§ Short exercise
Below are some records. Copy every line in them that holds "lived".

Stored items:
::::
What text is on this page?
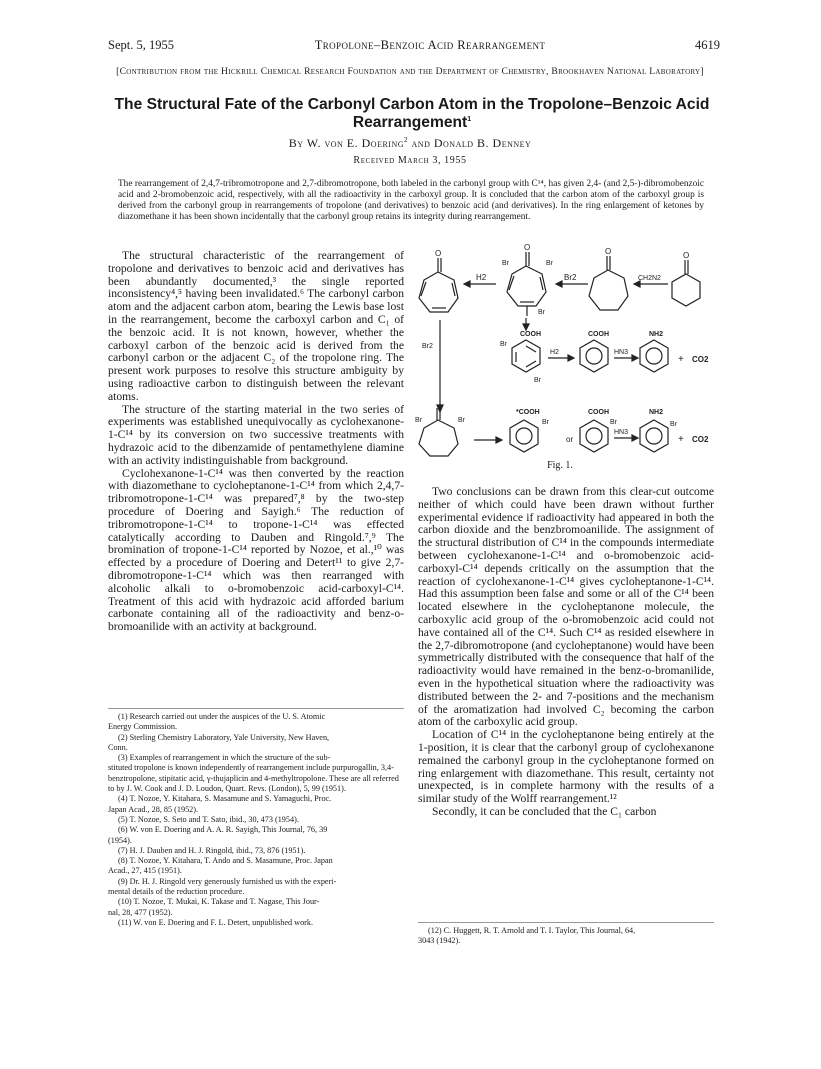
Sept. 5, 1955	Tropolone–Benzoic Acid Rearrangement	4619
[Contribution from the Hickrill Chemical Research Foundation and the Department of Chemistry, Brookhaven National Laboratory]
The Structural Fate of the Carbonyl Carbon Atom in the Tropolone–Benzoic Acid
Rearrangement$^1$
By W. von E. Doering$^2$ and Donald B. Denney
Received March 3, 1955
The rearrangement of 2,4,7-tribromotropone and 2,7-dibromotropone, both labeled in the carbonyl group with C¹⁴, has given 2,4- (and 2,5-)-dibromobenzoic acid and 2-bromobenzoic acid, respectively, with all the radioactivity in the carboxyl group. It is concluded that the carbon atom of the carboxyl group is derived from the carbonyl group in rearrangements of tropolone (and derivatives) to benzoic acid (and derivatives). In the ring enlargement of ketones by diazomethane it has been shown incidentally that the carbonyl group retains its integrity during rearrangement.

The structural characteristic of the rearrangement of tropolone and derivatives to benzoic acid and derivatives has been abundantly documented,³ the single reported inconsistency⁴,⁵ having been invalidated.⁶ The carbonyl carbon atom and the adjacent carbon atom, bearing the Lewis base lost in the rearrangement, become the carboxyl carbon and C₁ of the benzoic acid. It is not known, however, whether the carboxyl carbon of the benzoic acid is derived from the carbonyl carbon or the adjacent C₂ of the tropolone ring. The present work purposes to resolve this structure ambiguity by using radioactive carbon to distinguish between the relevant atoms.

The structure of the starting material in the two series of experiments was established unequivocally as cyclohexanone-1-C¹⁴ by its conversion on two successive treatments with hydrazoic acid to the dibenzamide of pentamethylene diamine with an activity indistinguishable from background.

Cyclohexanone-1-C¹⁴ was then converted by the reaction with diazomethane to cycloheptanone-1-C¹⁴ from which 2,4,7-tribromotropone-1-C¹⁴ was prepared⁷,⁸ by the two-step procedure of Doering and Sayigh.⁶ The reduction of tribromotropone-1-C¹⁴ to tropone-1-C¹⁴ was effected catalytically according to Dauben and Ringold.⁷,⁹ The bromination of tropone-1-C¹⁴ reported by Nozoe, et al.,¹⁰ was effected by a procedure of Doering and Detert¹¹ to give 2,7-dibromotropone-1-C¹⁴ which was then rearranged with alcoholic alkali to o-bromobenzoic acid-carboxyl-C¹⁴. Treatment of this acid with hydrazoic acid afforded barium carbonate containing all of the radioactivity and benz-o-bromoanilide with an activity at background.

(1) Research carried out under the auspices of the U. S. Atomic
Energy Commission.
(2) Sterling Chemistry Laboratory, Yale University, New Haven,
Conn.
(3) Examples of rearrangement in which the structure of the sub-
stituted tropolone is known independently of rearrangement include purpurogallin, 3,4-benztropolone, stipitatic acid, γ-thujaplicin and 4-methyltropolone. These are all referred to by J. W. Cook and J. D. Loudon, Quart. Revs. (London), 5, 99 (1951).
(4) T. Nozoe, Y. Kitahara, S. Masamune and S. Yamaguchi, Proc.
Japan Acad., 28, 85 (1952).
(5) T. Nozoe, S. Seto and T. Sato, ibid., 30, 473 (1954).
(6) W. von E. Doering and A. A. R. Sayigh, This Journal, 76, 39
(1954).
(7) H. J. Dauben and H. J. Ringold, ibid., 73, 876 (1951).
(8) T. Nozoe, Y. Kitahara, T. Ando and S. Masamune, Proc. Japan
Acad., 27, 415 (1951).
(9) Dr. H. J. Ringold very generously furnished us with the experi-
mental details of the reduction procedure.
(10) T. Nozoe, T. Mukai, K. Takase and T. Nagase, This Jour-
nal, 28, 477 (1952).
(11) W. von E. Doering and F. L. Detert, unpublished work.
O
H2
O
Br	Br
Br
Br2
O
CH2N2
O
Br2
COOH
Br
Br
H2
COOH
HN3
NH2
+ CO2
Br	Br
*COOH
Br
or
COOH
Br
HN3
NH2
Br
+ CO2
Fig. 1.

Two conclusions can be drawn from this clear-cut outcome neither of which could have been drawn without further experimental evidence if radioactivity had appeared in both the carbon dioxide and the benzbromoanilide. The assignment of the structural distribution of C¹⁴ in the compounds intermediate between cyclohexanone-1-C¹⁴ and o-bromobenzoic acid-carboxyl-C¹⁴ depends critically on the assumption that the reaction of cyclohexanone-1-C¹⁴ gives cycloheptanone-1-C¹⁴. Had this assumption been false and some or all of the C¹⁴ been located elsewhere in the cycloheptanone molecule, the carboxylic acid group of the o-bromobenzoic acid could not have contained all of the C¹⁴. Such C¹⁴ as resided elsewhere in the 2,7-dibromotropone (and cycloheptanone) would have been symmetrically distributed with the consequence that half of the radioactivity would have remained in the benz-o-bromanilide, even in the hypothetical situation where the radioactivity was distributed between the 2- and 7-positions and the mechanism of the aromatization had involved C₂ becoming the carbon atom of the carboxylic acid group.

Location of C¹⁴ in the cycloheptanone being entirely at the 1-position, it is clear that the carbonyl group of cyclohexanone remained the carbonyl group in the cycloheptanone formed on ring enlargement with diazomethane. This result, certainty not unexpected, is in complete harmony with the results of a similar study of the Wolff rearrangement.¹²

Secondly, it can be concluded that the C₁ carbon

(12) C. Huggett, R. T. Arnold and T. I. Taylor, This Journal, 64,
3043 (1942).
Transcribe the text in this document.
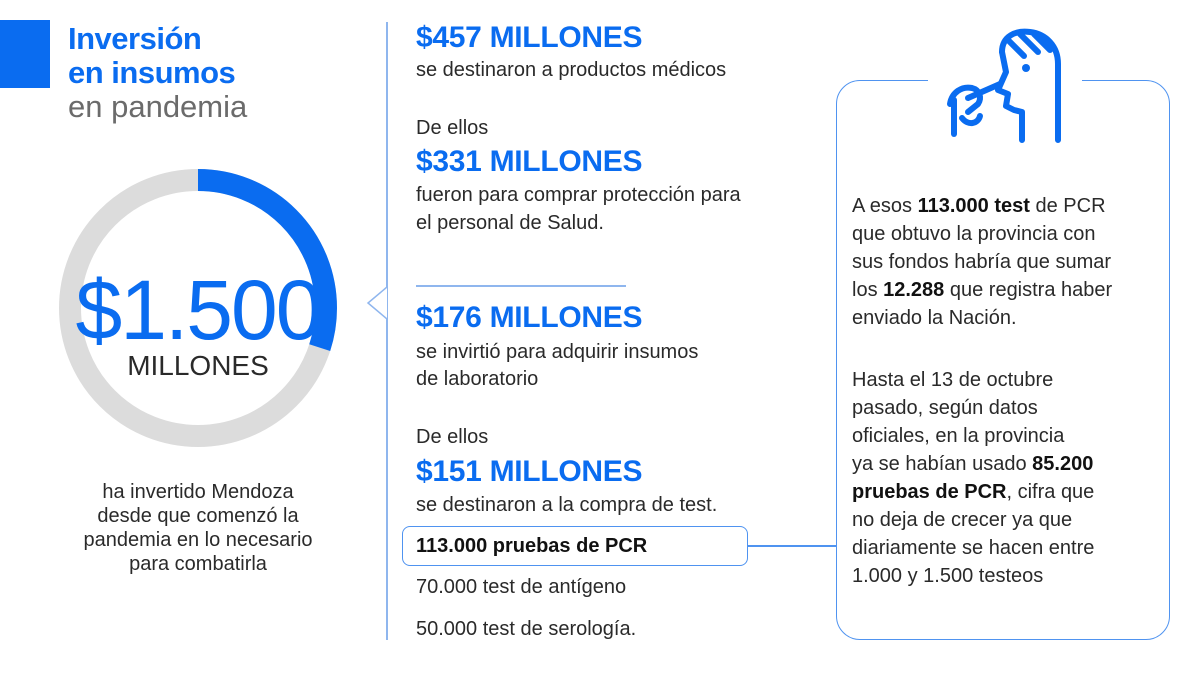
Inversión
en insumos
en pandemia
$1.500
MILLONES
ha invertido Mendoza
desde que comenzó la
pandemia en lo necesario
para combatirla
$457 MILLONES
se destinaron a productos médicos
De ellos
$331 MILLONES
fueron para comprar protección para
el personal de Salud.
$176 MILLONES
se invirtió para adquirir insumos
de laboratorio
De ellos
$151 MILLONES
se destinaron a la compra de test.
113.000 pruebas de PCR
70.000 test de antígeno
50.000 test de serología.
A esos 113.000 test de PCR
que obtuvo la provincia con
sus fondos habría que sumar
los 12.288 que registra haber
enviado la Nación.
Hasta el 13 de octubre
pasado, según datos
oficiales, en la provincia
ya se habían usado 85.200
pruebas de PCR, cifra que
no deja de crecer ya que
diariamente se hacen entre
1.000 y 1.500 testeos
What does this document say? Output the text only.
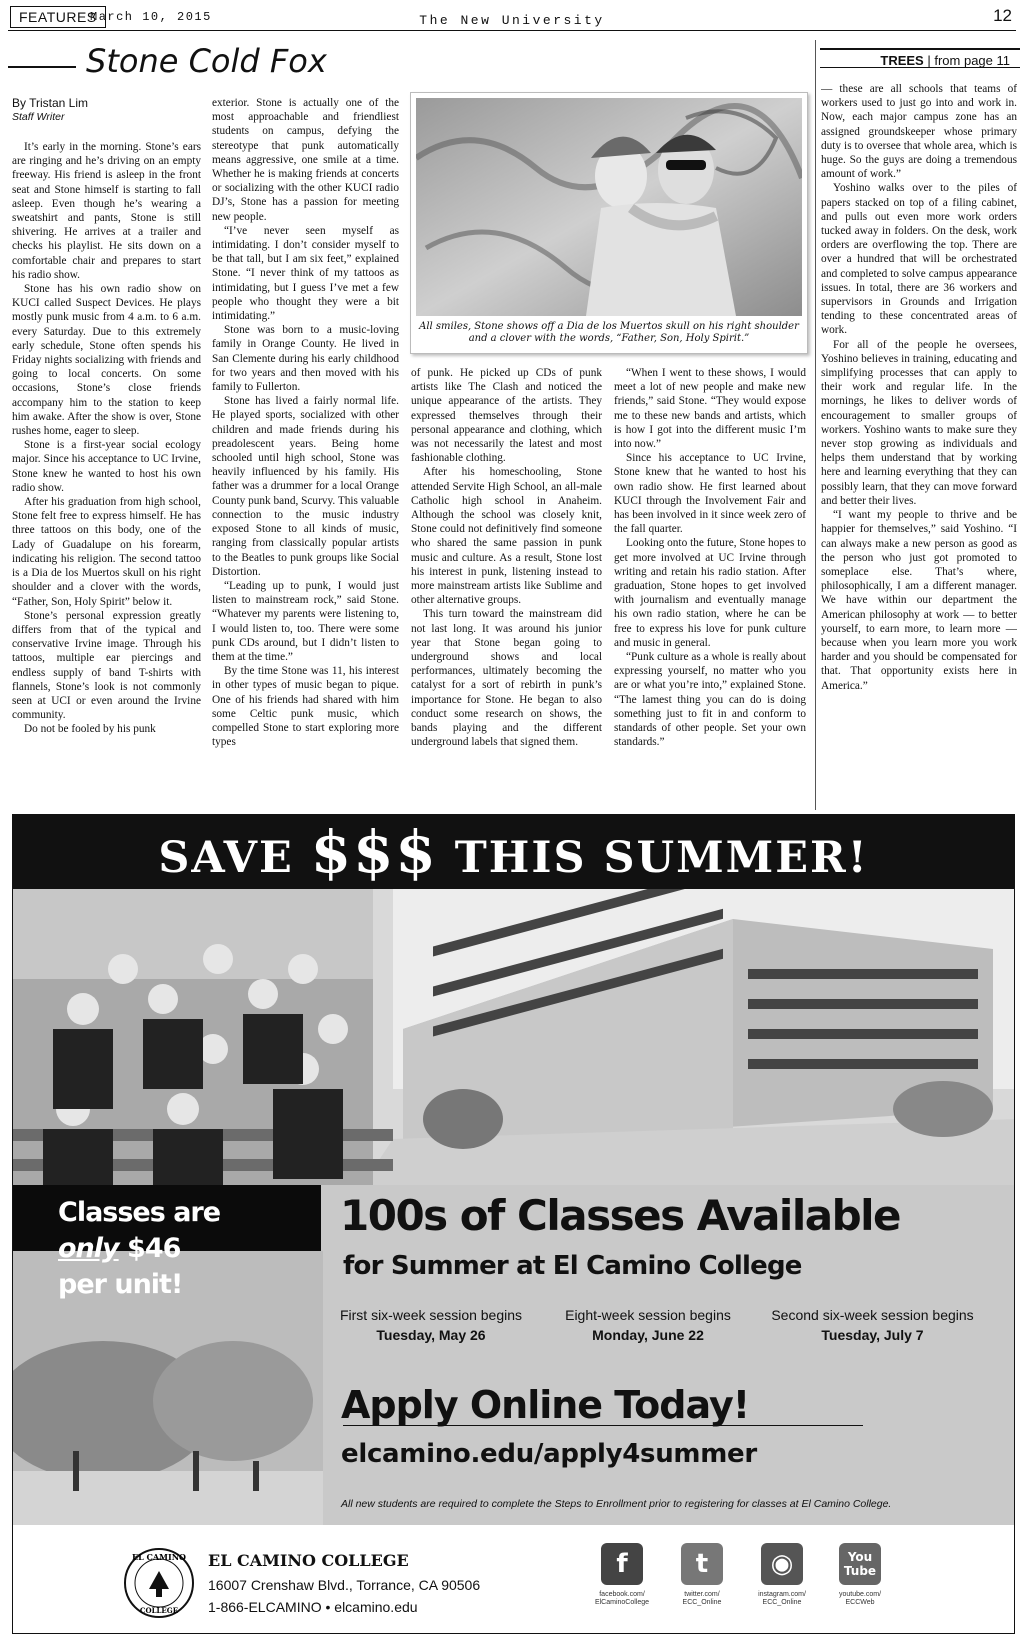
FEATURES
March 10, 2015	The New University	12
Stone Cold Fox
By Tristan Lim
Staff Writer

It’s early in the morning. Stone’s ears are ringing and he’s driving on an empty freeway. His friend is asleep in the front seat and Stone himself is starting to fall asleep. Even though he’s wearing a sweatshirt and pants, Stone is still shivering. He arrives at a trailer and checks his playlist. He sits down on a comfortable chair and prepares to start his radio show.

Stone has his own radio show on KUCI called Suspect Devices. He plays mostly punk music from 4 a.m. to 6 a.m. every Saturday. Due to this extremely early schedule, Stone often spends his Friday nights socializing with friends and going to local concerts. On some occasions, Stone’s close friends accompany him to the station to keep him awake. After the show is over, Stone rushes home, eager to sleep.

Stone is a first-year social ecology major. Since his acceptance to UC Irvine, Stone knew he wanted to host his own radio show.

After his graduation from high school, Stone felt free to express himself. He has three tattoos on this body, one of the Lady of Guadalupe on his forearm, indicating his religion. The second tattoo is a Dia de los Muertos skull on his right shoulder and a clover with the words, “Father, Son, Holy Spirit” below it.

Stone’s personal expression greatly differs from that of the typical and conservative Irvine image. Through his tattoos, multiple ear piercings and endless supply of band T-shirts with flannels, Stone’s look is not commonly seen at UCI or even around the Irvine community.

Do not be fooled by his punk

exterior. Stone is actually one of the most approachable and friendliest students on campus, defying the stereotype that punk automatically means aggressive, one smile at a time. Whether he is making friends at concerts or socializing with the other KUCI radio DJ’s, Stone has a passion for meeting new people.

“I’ve never seen myself as intimidating. I don’t consider myself to be that tall, but I am six feet,” explained Stone. “I never think of my tattoos as intimidating, but I guess I’ve met a few people who thought they were a bit intimidating.”

Stone was born to a music-loving family in Orange County. He lived in San Clemente during his early childhood for two years and then moved with his family to Fullerton.

Stone has lived a fairly normal life. He played sports, socialized with other children and made friends during his preadolescent years. Being home schooled until high school, Stone was heavily influenced by his family. His father was a drummer for a local Orange County punk band, Scurvy. This valuable connection to the music industry exposed Stone to all kinds of music, ranging from classically popular artists to the Beatles to punk groups like Social Distortion.

“Leading up to punk, I would just listen to mainstream rock,” said Stone. “Whatever my parents were listening to, I would listen to, too. There were some punk CDs around, but I didn’t listen to them at the time.”

By the time Stone was 11, his interest in other types of music began to pique. One of his friends had shared with him some Celtic punk music, which compelled Stone to start exploring more types

All smiles, Stone shows off a Dia de los Muertos skull on his right shoulder and a clover with the words, “Father, Son, Holy Spirit.”

of punk. He picked up CDs of punk artists like The Clash and noticed the unique appearance of the artists. They expressed themselves through their personal appearance and clothing, which was not necessarily the latest and most fashionable clothing.

After his homeschooling, Stone attended Servite High School, an all-male Catholic high school in Anaheim. Although the school was closely knit, Stone could not definitively find someone who shared the same passion in punk music and culture. As a result, Stone lost his interest in punk, listening instead to more mainstream artists like Sublime and other alternative groups.

This turn toward the mainstream did not last long. It was around his junior year that Stone began going to underground shows and local performances, ultimately becoming the catalyst for a sort of rebirth in punk’s importance for Stone. He began to also conduct some research on shows, the bands playing and the different underground labels that signed them.

“When I went to these shows, I would meet a lot of new people and make new friends,” said Stone. “They would expose me to these new bands and artists, which is how I got into the different music I’m into now.”

Since his acceptance to UC Irvine, Stone knew that he wanted to host his own radio show. He first learned about KUCI through the Involvement Fair and has been involved in it since week zero of the fall quarter.

Looking onto the future, Stone hopes to get more involved at UC Irvine through writing and retain his radio station. After graduation, Stone hopes to get involved with journalism and eventually manage his own radio station, where he can be free to express his love for punk culture and music in general.

“Punk culture as a whole is really about expressing yourself, no matter who you are or what you’re into,” explained Stone. “The lamest thing you can do is doing something just to fit in and conform to standards of other people. Set your own standards.”

TREES | from page 11

— these are all schools that teams of workers used to just go into and work in. Now, each major campus zone has an assigned groundskeeper whose primary duty is to oversee that whole area, which is huge. So the guys are doing a tremendous amount of work.”

Yoshino walks over to the piles of papers stacked on top of a filing cabinet, and pulls out even more work orders tucked away in folders. On the desk, work orders are overflowing the top. There are over a hundred that will be orchestrated and completed to solve campus appearance issues. In total, there are 36 workers and supervisors in Grounds and Irrigation tending to these concentrated areas of work.

For all of the people he oversees, Yoshino believes in training, educating and simplifying processes that can apply to their work and regular life. In the mornings, he likes to deliver words of encouragement to smaller groups of workers. Yoshino wants to make sure they never stop growing as individuals and helps them understand that by working here and learning everything that they can possibly learn, that they can move forward and better their lives.

“I want my people to thrive and be happier for themselves,” said Yoshino. “I can always make a new person as good as the person who just got promoted to someplace else. That’s where, philosophically, I am a different manager. We have within our department the American philosophy at work — to better yourself, to earn more, to learn more — because when you learn more you work harder and you should be compensated for that. That opportunity exists here in America.”

SAVE $$$ THIS SUMMER!
Classes are
only $46
per unit!
100s of Classes Available
for Summer at El Camino College
First six-week session begins
Tuesday, May 26
Eight-week session begins
Monday, June 22
Second six-week session begins
Tuesday, July 7
Apply Online Today!
elcamino.edu/apply4summer
All new students are required to complete the Steps to Enrollment prior to registering for classes at El Camino College.
EL CAMINO
COLLEGE
EL CAMINO COLLEGE
16007 Crenshaw Blvd., Torrance, CA 90506
1-866-ELCAMINO • elcamino.edu
f
facebook.com/
ElCaminoCollege
t
twitter.com/
ECC_Online
◉
instagram.com/
ECC_Online
You Tube
youtube.com/
ECCWeb
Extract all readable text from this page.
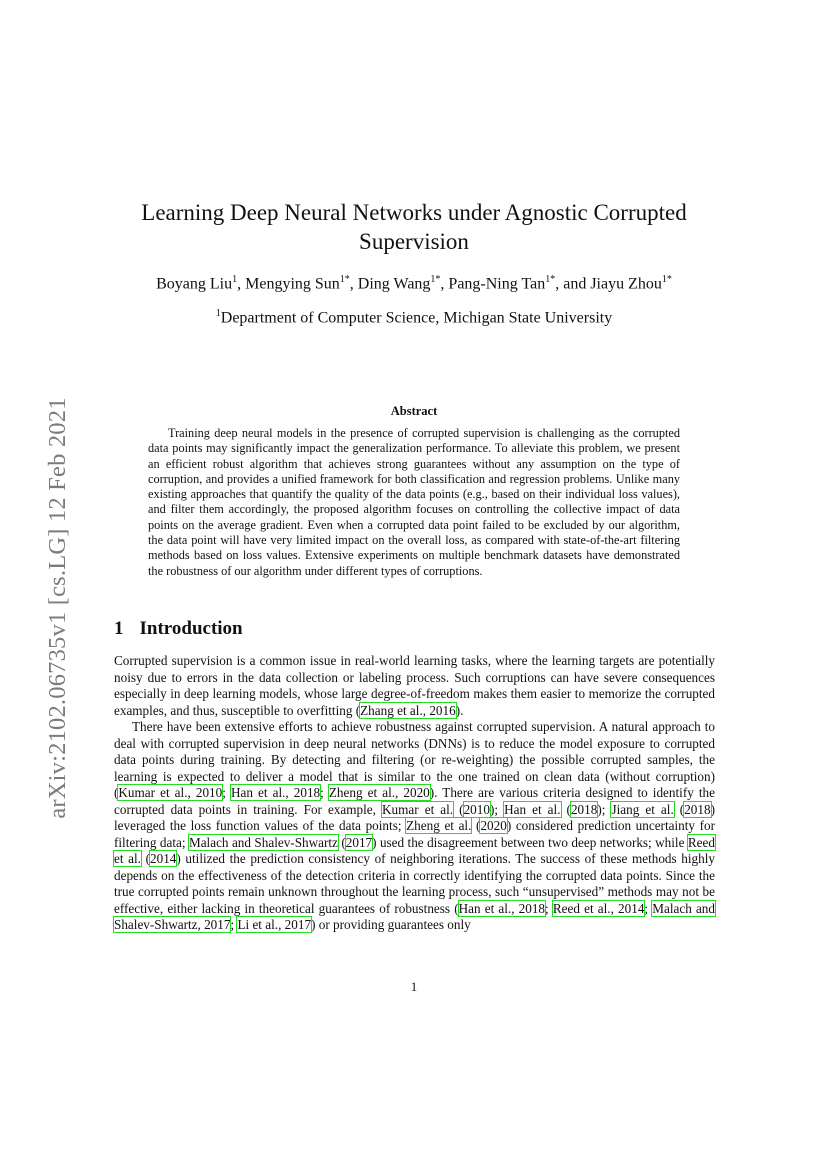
arXiv:2102.06735v1 [cs.LG] 12 Feb 2021
Learning Deep Neural Networks under Agnostic Corrupted
Supervision
Boyang Liu$^1$, Mengying Sun$^{1*}$, Ding Wang$^{1*}$, Pang-Ning Tan$^{1*}$, and Jiayu Zhou$^{1*}$
$^1$Department of Computer Science, Michigan State University
Abstract
Training deep neural models in the presence of corrupted supervision is challenging as the corrupted data points may significantly impact the generalization performance. To alleviate this problem, we present an efficient robust algorithm that achieves strong guarantees without any assumption on the type of corruption, and provides a unified framework for both classification and regression problems. Unlike many existing approaches that quantify the quality of the data points (e.g., based on their individual loss values), and filter them accordingly, the proposed algorithm focuses on controlling the collective impact of data points on the average gradient. Even when a corrupted data point failed to be excluded by our algorithm, the data point will have very limited impact on the overall loss, as compared with state-of-the-art filtering methods based on loss values. Extensive experiments on multiple benchmark datasets have demonstrated the robustness of our algorithm under different types of corruptions.
1 Introduction

Corrupted supervision is a common issue in real-world learning tasks, where the learning targets are potentially noisy due to errors in the data collection or labeling process. Such corruptions can have severe consequences especially in deep learning models, whose large degree-of-freedom makes them easier to memorize the corrupted examples, and thus, susceptible to overfitting (Zhang et al., 2016).

There have been extensive efforts to achieve robustness against corrupted supervision. A natural approach to deal with corrupted supervision in deep neural networks (DNNs) is to reduce the model exposure to corrupted data points during training. By detecting and filtering (or re-weighting) the possible corrupted samples, the learning is expected to deliver a model that is similar to the one trained on clean data (without corruption) (Kumar et al., 2010; Han et al., 2018; Zheng et al., 2020). There are various criteria designed to identify the corrupted data points in training. For example, Kumar et al. (2010); Han et al. (2018); Jiang et al. (2018) leveraged the loss function values of the data points; Zheng et al. (2020) considered prediction uncertainty for filtering data; Malach and Shalev-Shwartz (2017) used the disagreement between two deep networks; while Reed et al. (2014) utilized the prediction consistency of neighboring iterations. The success of these methods highly depends on the effectiveness of the detection criteria in correctly identifying the corrupted data points. Since the true corrupted points remain unknown throughout the learning process, such “unsupervised” methods may not be effective, either lacking in theoretical guarantees of robustness (Han et al., 2018; Reed et al., 2014; Malach and Shalev-Shwartz, 2017; Li et al., 2017) or providing guarantees only

1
::::
§ Complete answer
Stone was born to a music-loving family in Orange County. He lived in San Clemente during his early childhood for two years and then moved with his family to Fullerton.
Stone has lived a fairly normal life. He played sports, socialized with other children and made friends during his preadolescent years. Being home schooled until high school, Stone was heavily influenced by his family. His father was a drummer for a local Orange County punk band, Scurvy. This valuable connection to the music industry exposed Stone to all kinds of music, ranging from classically popular artists to the Beatles to punk groups like Social Distortion.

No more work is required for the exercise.